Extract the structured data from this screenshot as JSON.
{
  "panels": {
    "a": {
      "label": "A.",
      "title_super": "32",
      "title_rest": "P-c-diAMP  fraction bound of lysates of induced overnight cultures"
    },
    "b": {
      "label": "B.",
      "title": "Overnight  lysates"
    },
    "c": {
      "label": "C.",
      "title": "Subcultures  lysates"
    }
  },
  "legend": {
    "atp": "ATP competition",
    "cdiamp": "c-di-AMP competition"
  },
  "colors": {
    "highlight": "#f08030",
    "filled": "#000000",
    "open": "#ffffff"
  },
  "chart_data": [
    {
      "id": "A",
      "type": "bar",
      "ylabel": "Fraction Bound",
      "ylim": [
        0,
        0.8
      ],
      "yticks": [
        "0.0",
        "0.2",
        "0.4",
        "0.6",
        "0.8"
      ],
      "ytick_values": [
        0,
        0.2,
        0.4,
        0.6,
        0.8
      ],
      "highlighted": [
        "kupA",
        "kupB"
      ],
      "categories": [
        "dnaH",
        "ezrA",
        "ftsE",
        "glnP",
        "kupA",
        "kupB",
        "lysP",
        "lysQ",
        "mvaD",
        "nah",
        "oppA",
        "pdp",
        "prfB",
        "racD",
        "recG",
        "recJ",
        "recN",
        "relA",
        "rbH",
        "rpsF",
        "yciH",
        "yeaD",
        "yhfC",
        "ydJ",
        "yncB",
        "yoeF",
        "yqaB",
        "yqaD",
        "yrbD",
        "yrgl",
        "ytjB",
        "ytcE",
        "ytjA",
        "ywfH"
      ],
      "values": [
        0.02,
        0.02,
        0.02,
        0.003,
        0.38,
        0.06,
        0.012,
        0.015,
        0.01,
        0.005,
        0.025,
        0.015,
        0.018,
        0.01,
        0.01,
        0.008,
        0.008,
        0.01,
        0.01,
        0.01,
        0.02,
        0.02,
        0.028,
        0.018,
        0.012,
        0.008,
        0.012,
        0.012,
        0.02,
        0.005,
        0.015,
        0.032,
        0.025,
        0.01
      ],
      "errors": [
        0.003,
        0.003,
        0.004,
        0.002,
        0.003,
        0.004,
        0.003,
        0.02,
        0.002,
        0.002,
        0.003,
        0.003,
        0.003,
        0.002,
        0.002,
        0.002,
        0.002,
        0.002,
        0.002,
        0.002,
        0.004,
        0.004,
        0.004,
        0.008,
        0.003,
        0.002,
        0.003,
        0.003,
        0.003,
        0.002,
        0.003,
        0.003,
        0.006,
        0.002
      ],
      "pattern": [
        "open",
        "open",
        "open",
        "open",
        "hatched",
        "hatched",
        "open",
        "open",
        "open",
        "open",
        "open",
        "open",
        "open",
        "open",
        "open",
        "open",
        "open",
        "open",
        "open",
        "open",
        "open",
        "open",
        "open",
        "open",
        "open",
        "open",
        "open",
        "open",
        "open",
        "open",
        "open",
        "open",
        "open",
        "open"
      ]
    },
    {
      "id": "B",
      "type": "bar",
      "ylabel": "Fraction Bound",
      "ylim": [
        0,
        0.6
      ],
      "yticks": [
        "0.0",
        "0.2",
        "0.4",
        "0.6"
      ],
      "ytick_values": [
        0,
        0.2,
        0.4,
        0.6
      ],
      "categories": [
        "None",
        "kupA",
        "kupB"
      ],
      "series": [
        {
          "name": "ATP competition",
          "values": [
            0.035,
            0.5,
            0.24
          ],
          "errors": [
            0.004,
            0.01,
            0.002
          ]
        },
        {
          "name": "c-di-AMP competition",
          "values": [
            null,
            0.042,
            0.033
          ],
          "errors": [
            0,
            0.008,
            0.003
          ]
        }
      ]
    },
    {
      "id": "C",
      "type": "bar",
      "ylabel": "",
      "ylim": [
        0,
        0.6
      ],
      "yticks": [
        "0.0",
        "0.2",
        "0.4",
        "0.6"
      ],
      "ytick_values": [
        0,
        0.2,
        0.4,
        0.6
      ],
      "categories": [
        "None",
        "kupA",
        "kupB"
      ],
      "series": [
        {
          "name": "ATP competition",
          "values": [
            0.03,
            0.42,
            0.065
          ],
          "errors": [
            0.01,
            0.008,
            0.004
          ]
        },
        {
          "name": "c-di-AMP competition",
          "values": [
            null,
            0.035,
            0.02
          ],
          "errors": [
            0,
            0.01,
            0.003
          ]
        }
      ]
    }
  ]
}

---*---

Problem requirements: Take the lines above and retype all of them exactly.

Correct output:
Extract the structured data from this screenshot as JSON.
{
  "panels": {
    "a": {
      "label": "A.",
      "title_super": "32",
      "title_rest": "P-c-diAMP  fraction bound of lysates of induced overnight cultures"
    },
    "b": {
      "label": "B.",
      "title": "Overnight  lysates"
    },
    "c": {
      "label": "C.",
      "title": "Subcultures  lysates"
    }
  },
  "legend": {
    "atp": "ATP competition",
    "cdiamp": "c-di-AMP competition"
  },
  "colors": {
    "highlight": "#f08030",
    "filled": "#000000",
    "open": "#ffffff"
  },
  "chart_data": [
    {
      "id": "A",
      "type": "bar",
      "ylabel": "Fraction Bound",
      "ylim": [
        0,
        0.8
      ],
      "yticks": [
        "0.0",
        "0.2",
        "0.4",
        "0.6",
        "0.8"
      ],
      "ytick_values": [
        0,
        0.2,
        0.4,
        0.6,
        0.8
      ],
      "highlighted": [
        "kupA",
        "kupB"
      ],
      "categories": [
        "dnaH",
        "ezrA",
        "ftsE",
        "glnP",
        "kupA",
        "kupB",
        "lysP",
        "lysQ",
        "mvaD",
        "nah",
        "oppA",
        "pdp",
        "prfB",
        "racD",
        "recG",
        "recJ",
        "recN",
        "relA",
        "rbH",
        "rpsF",
        "yciH",
        "yeaD",
        "yhfC",
        "ydJ",
        "yncB",
        "yoeF",
        "yqaB",
        "yqaD",
        "yrbD",
        "yrgl",
        "ytjB",
        "ytcE",
        "ytjA",
        "ywfH"
      ],
      "values": [
        0.02,
        0.02,
        0.02,
        0.003,
        0.38,
        0.06,
        0.012,
        0.015,
        0.01,
        0.005,
        0.025,
        0.015,
        0.018,
        0.01,
        0.01,
        0.008,
        0.008,
        0.01,
        0.01,
        0.01,
        0.02,
        0.02,
        0.028,
        0.018,
        0.012,
        0.008,
        0.012,
        0.012,
        0.02,
        0.005,
        0.015,
        0.032,
        0.025,
        0.01
      ],
      "errors": [
        0.003,
        0.003,
        0.004,
        0.002,
        0.003,
        0.004,
        0.003,
        0.02,
        0.002,
        0.002,
        0.003,
        0.003,
        0.003,
        0.002,
        0.002,
        0.002,
        0.002,
        0.002,
        0.002,
        0.002,
        0.004,
        0.004,
        0.004,
        0.008,
        0.003,
        0.002,
        0.003,
        0.003,
        0.003,
        0.002,
        0.003,
        0.003,
        0.006,
        0.002
      ],
      "pattern": [
        "open",
        "open",
        "open",
        "open",
        "hatched",
        "hatched",
        "open",
        "open",
        "open",
        "open",
        "open",
        "open",
        "open",
        "open",
        "open",
        "open",
        "open",
        "open",
        "open",
        "open",
        "open",
        "open",
        "open",
        "open",
        "open",
        "open",
        "open",
        "open",
        "open",
        "open",
        "open",
        "open",
        "open",
        "open"
      ]
    },
    {
      "id": "B",
      "type": "bar",
      "ylabel": "Fraction Bound",
      "ylim": [
        0,
        0.6
      ],
      "yticks": [
        "0.0",
        "0.2",
        "0.4",
        "0.6"
      ],
      "ytick_values": [
        0,
        0.2,
        0.4,
        0.6
      ],
      "categories": [
        "None",
        "kupA",
        "kupB"
      ],
      "series": [
        {
          "name": "ATP competition",
          "values": [
            0.035,
            0.5,
            0.24
          ],
          "errors": [
            0.004,
            0.01,
            0.002
          ]
        },
        {
          "name": "c-di-AMP competition",
          "values": [
            null,
            0.042,
            0.033
          ],
          "errors": [
            0,
            0.008,
            0.003
          ]
        }
      ]
    },
    {
      "id": "C",
      "type": "bar",
      "ylabel": "",
      "ylim": [
        0,
        0.6
      ],
      "yticks": [
        "0.0",
        "0.2",
        "0.4",
        "0.6"
      ],
      "ytick_values": [
        0,
        0.2,
        0.4,
        0.6
      ],
      "categories": [
        "None",
        "kupA",
        "kupB"
      ],
      "series": [
        {
          "name": "ATP competition",
          "values": [
            0.03,
            0.42,
            0.065
          ],
          "errors": [
            0.01,
            0.008,
            0.004
          ]
        },
        {
          "name": "c-di-AMP competition",
          "values": [
            null,
            0.035,
            0.02
          ],
          "errors": [
            0,
            0.01,
            0.003
          ]
        }
      ]
    }
  ]
}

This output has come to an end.